TASK DIRECTIONS:
Gather all lines containing the string "قيامه" and copy them out.

▬▬▬▬▬▬

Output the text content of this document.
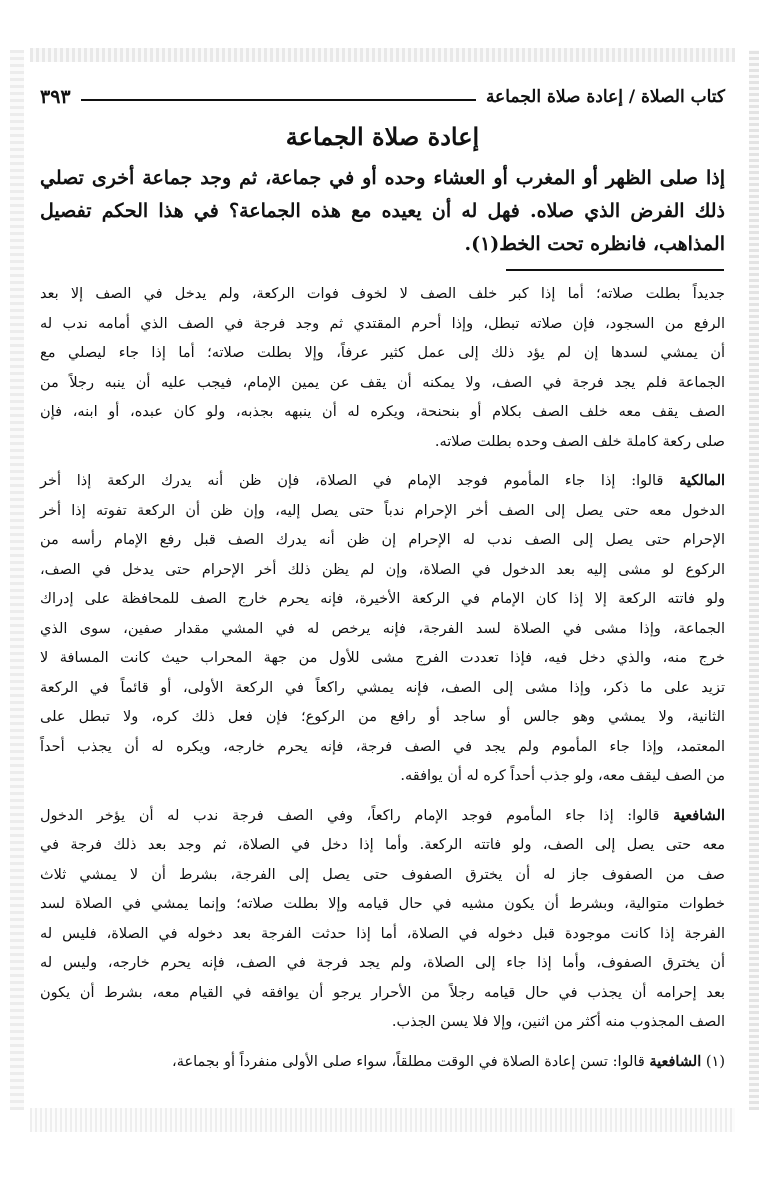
كتاب الصلاة / إعادة صلاة الجماعة
٣٩٣
إعادة صلاة الجماعة
إذا صلى الظهر أو المغرب أو العشاء وحده أو في جماعة، ثم وجد جماعة أخرى تصلي
ذلك الفرض الذي صلاه. فهل له أن يعيده مع هذه الجماعة؟ في هذا الحكم تفصيل
المذاهب، فانظره تحت الخط(١).

جديداً بطلت صلاته؛ أما إذا كبر خلف الصف لا لخوف فوات الركعة، ولم يدخل في الصف إلا بعد
الرفع من السجود، فإن صلاته تبطل، وإذا أحرم المقتدي ثم وجد فرجة في الصف الذي أمامه ندب له
أن يمشي لسدها إن لم يؤد ذلك إلى عمل كثير عرفاً، وإلا بطلت صلاته؛ أما إذا جاء ليصلي مع
الجماعة فلم يجد فرجة في الصف، ولا يمكنه أن يقف عن يمين الإمام، فيجب عليه أن ينبه رجلاً من
الصف يقف معه خلف الصف بكلام أو بنحنحة، ويكره له أن ينبهه بجذبه، ولو كان عبده، أو ابنه، فإن
صلى ركعة كاملة خلف الصف وحده بطلت صلاته.

المالكية قالوا: إذا جاء المأموم فوجد الإمام في الصلاة، فإن ظن أنه يدرك الركعة إذا أخر
الدخول معه حتى يصل إلى الصف أخر الإحرام ندباً حتى يصل إليه، وإن ظن أن الركعة تفوته إذا أخر
الإحرام حتى يصل إلى الصف ندب له الإحرام إن ظن أنه يدرك الصف قبل رفع الإمام رأسه من
الركوع لو مشى إليه بعد الدخول في الصلاة، وإن لم يظن ذلك أخر الإحرام حتى يدخل في الصف،
ولو فاتته الركعة إلا إذا كان الإمام في الركعة الأخيرة، فإنه يحرم خارج الصف للمحافظة على إدراك
الجماعة، وإذا مشى في الصلاة لسد الفرجة، فإنه يرخص له في المشي مقدار صفين، سوى الذي
خرج منه، والذي دخل فيه، فإذا تعددت الفرج مشى للأول من جهة المحراب حيث كانت المسافة لا
تزيد على ما ذكر، وإذا مشى إلى الصف، فإنه يمشي راكعاً في الركعة الأولى، أو قائماً في الركعة
الثانية، ولا يمشي وهو جالس أو ساجد أو رافع من الركوع؛ فإن فعل ذلك كره، ولا تبطل على
المعتمد، وإذا جاء المأموم ولم يجد في الصف فرجة، فإنه يحرم خارجه، ويكره له أن يجذب أحداً
من الصف ليقف معه، ولو جذب أحداً كره له أن يوافقه.

الشافعية قالوا: إذا جاء المأموم فوجد الإمام راكعاً، وفي الصف فرجة ندب له أن يؤخر الدخول
معه حتى يصل إلى الصف، ولو فاتته الركعة. وأما إذا دخل في الصلاة، ثم وجد بعد ذلك فرجة في
صف من الصفوف جاز له أن يخترق الصفوف حتى يصل إلى الفرجة، بشرط أن لا يمشي ثلاث
خطوات متوالية، وبشرط أن يكون مشيه في حال قيامه وإلا بطلت صلاته؛ وإنما يمشي في الصلاة لسد
الفرجة إذا كانت موجودة قبل دخوله في الصلاة، أما إذا حدثت الفرجة بعد دخوله في الصلاة، فليس له
أن يخترق الصفوف، وأما إذا جاء إلى الصلاة، ولم يجد فرجة في الصف، فإنه يحرم خارجه، وليس له
بعد إحرامه أن يجذب في حال قيامه رجلاً من الأحرار يرجو أن يوافقه في القيام معه، بشرط أن يكون
الصف المجذوب منه أكثر من اثنين، وإلا فلا يسن الجذب.

(١) الشافعية قالوا: تسن إعادة الصلاة في الوقت مطلقاً، سواء صلى الأولى منفرداً أو بجماعة،
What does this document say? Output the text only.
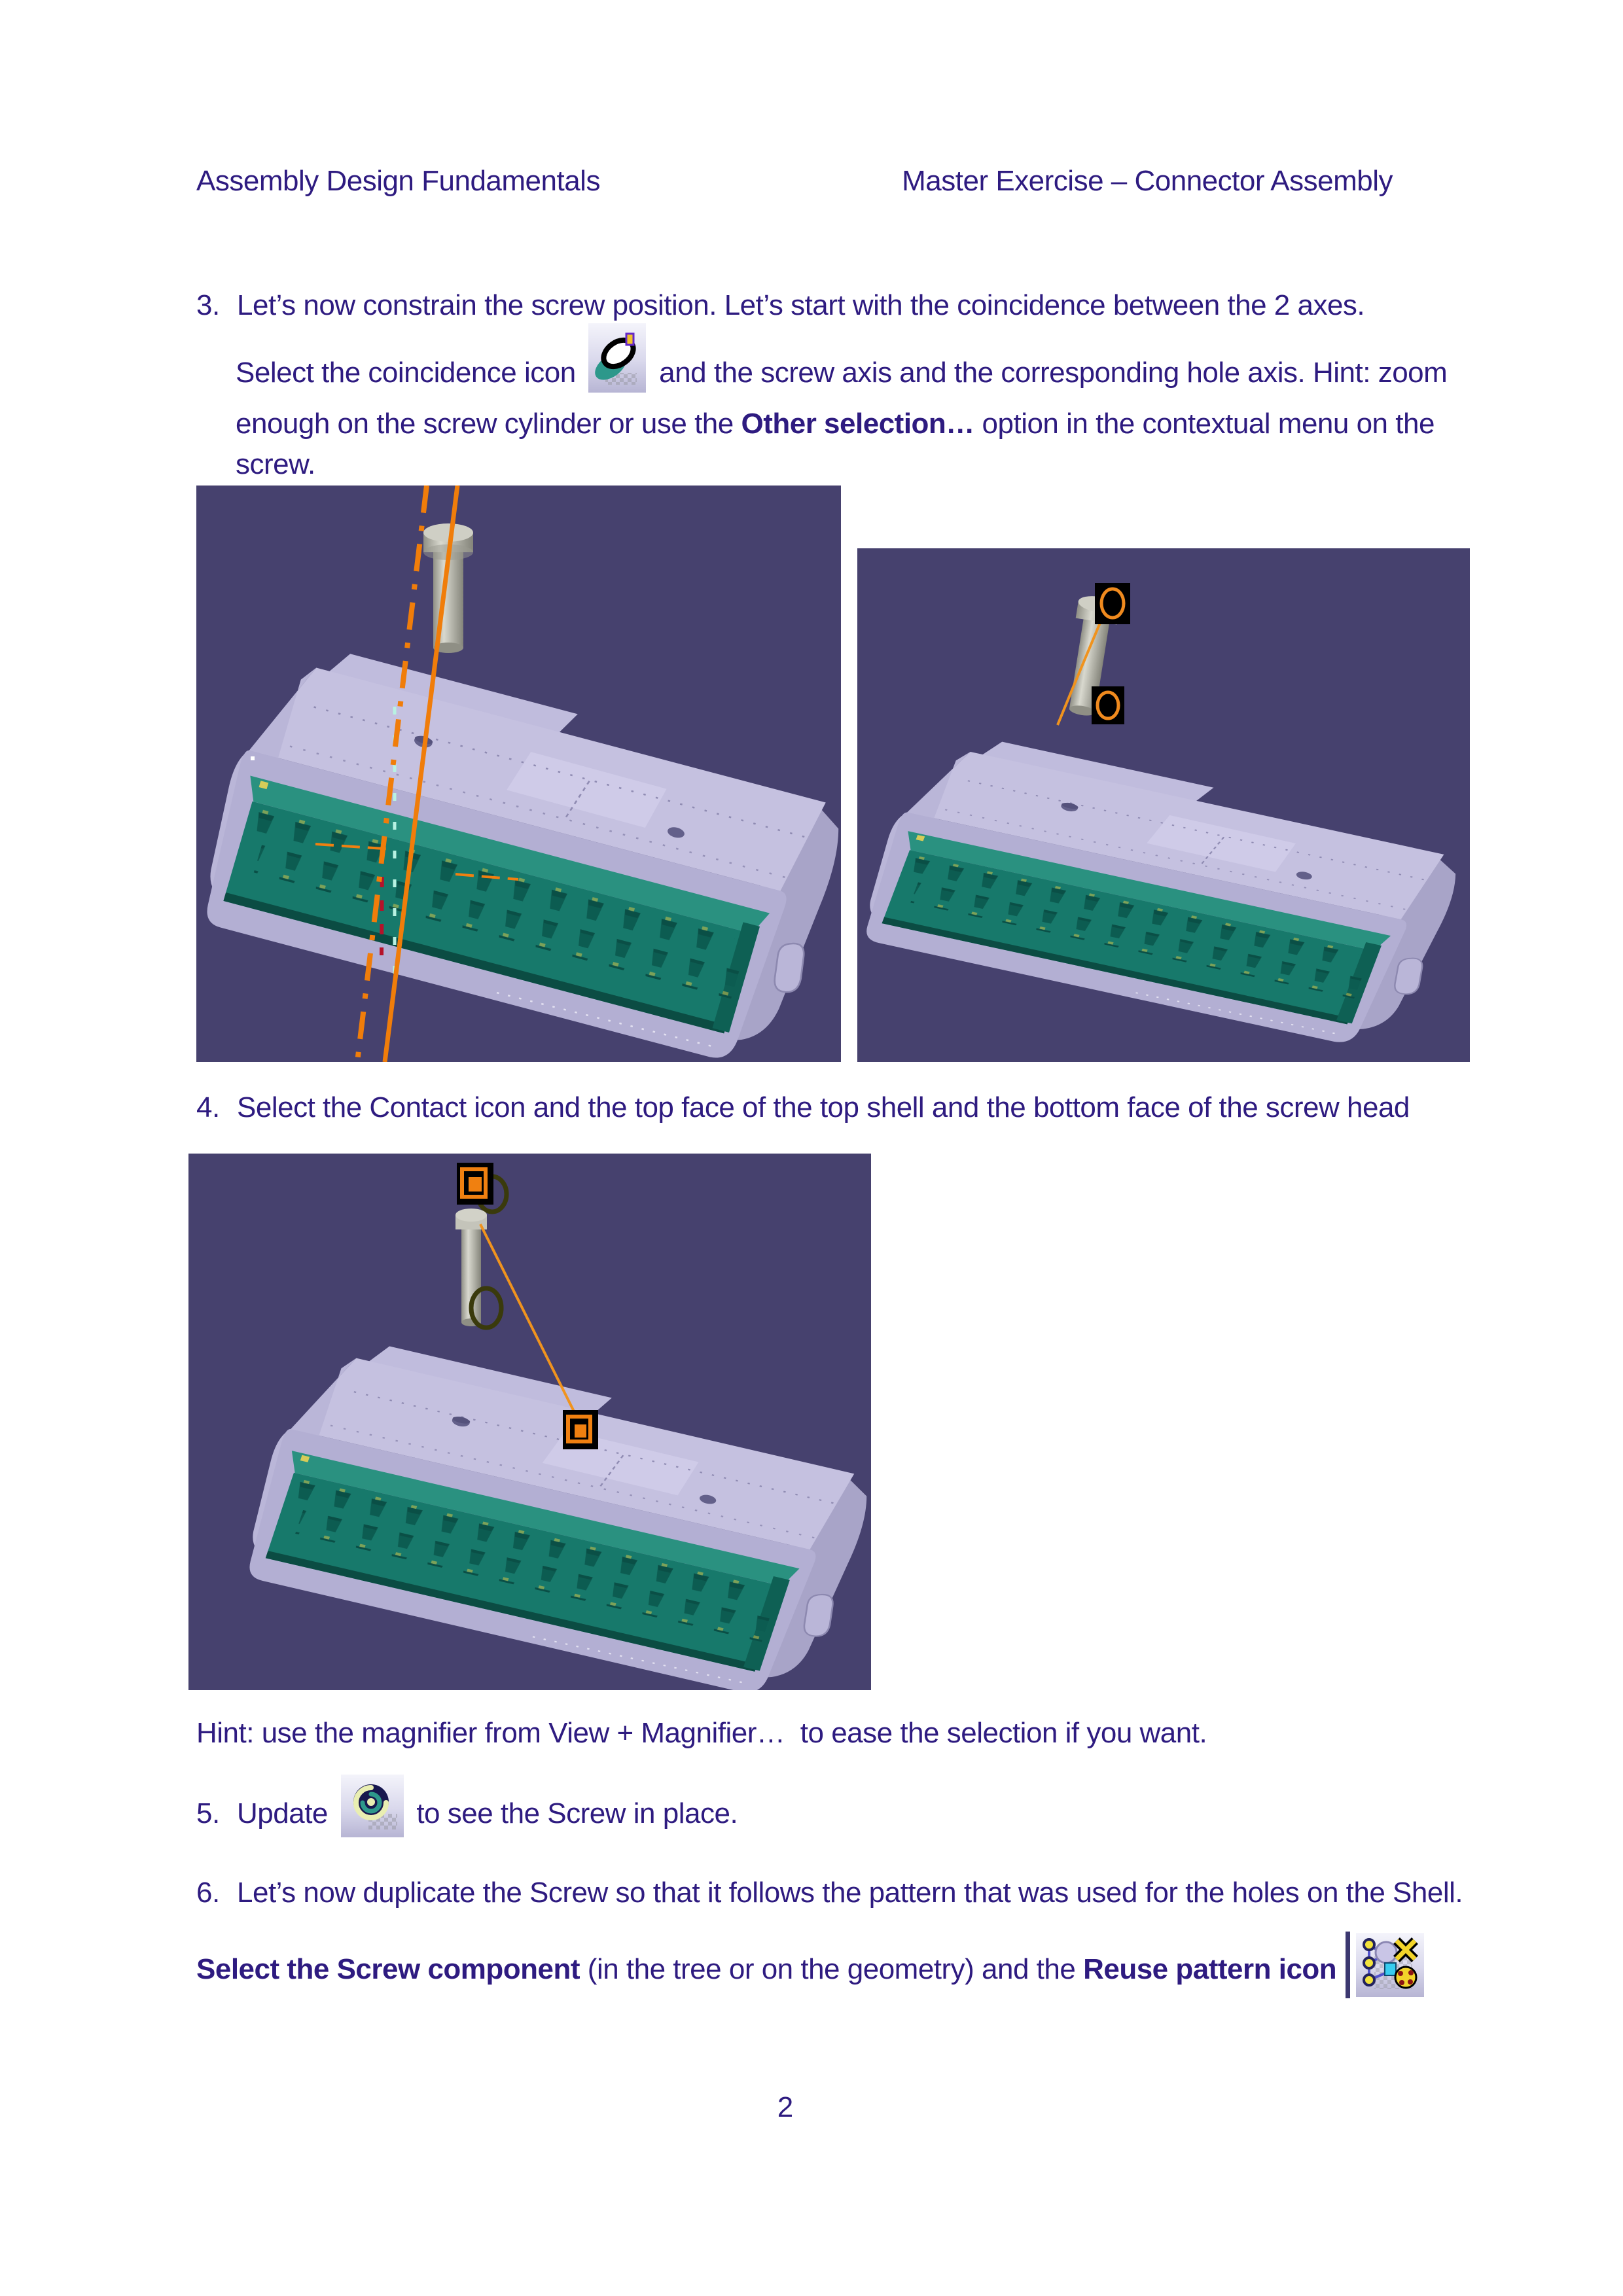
Assembly Design Fundamentals	Master Exercise – Connector Assembly
3. Let’s now constrain the screw position. Let’s start with the coincidence between the 2 axes.
Select the coincidence icon  and the screw axis and the corresponding hole axis. Hint: zoom
enough on the screw cylinder or use the Other selection… option in the contextual menu on the
screw.
4. Select the Contact icon and the top face of the top shell and the bottom face of the screw head
Hint: use the magnifier from View + Magnifier…  to ease the selection if you want.
5. Update	to see the Screw in place.
6. Let’s now duplicate the Screw so that it follows the pattern that was used for the holes on the Shell.
Select the Screw component (in the tree or on the geometry) and the Reuse pattern icon
2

▬▬▬▬▬▬

PROBLEM SOLUTION:
خطوات متوالية، وبشرط أن يكون مشيه في حال قيامه وإلا بطلت صلاته؛ وإنما يمشي في الصلاة لسد
بعد إحرامه أن يجذب في حال قيامه رجلاً من الأحرار يرجو أن يوافقه في القيام معه، بشرط أن يكون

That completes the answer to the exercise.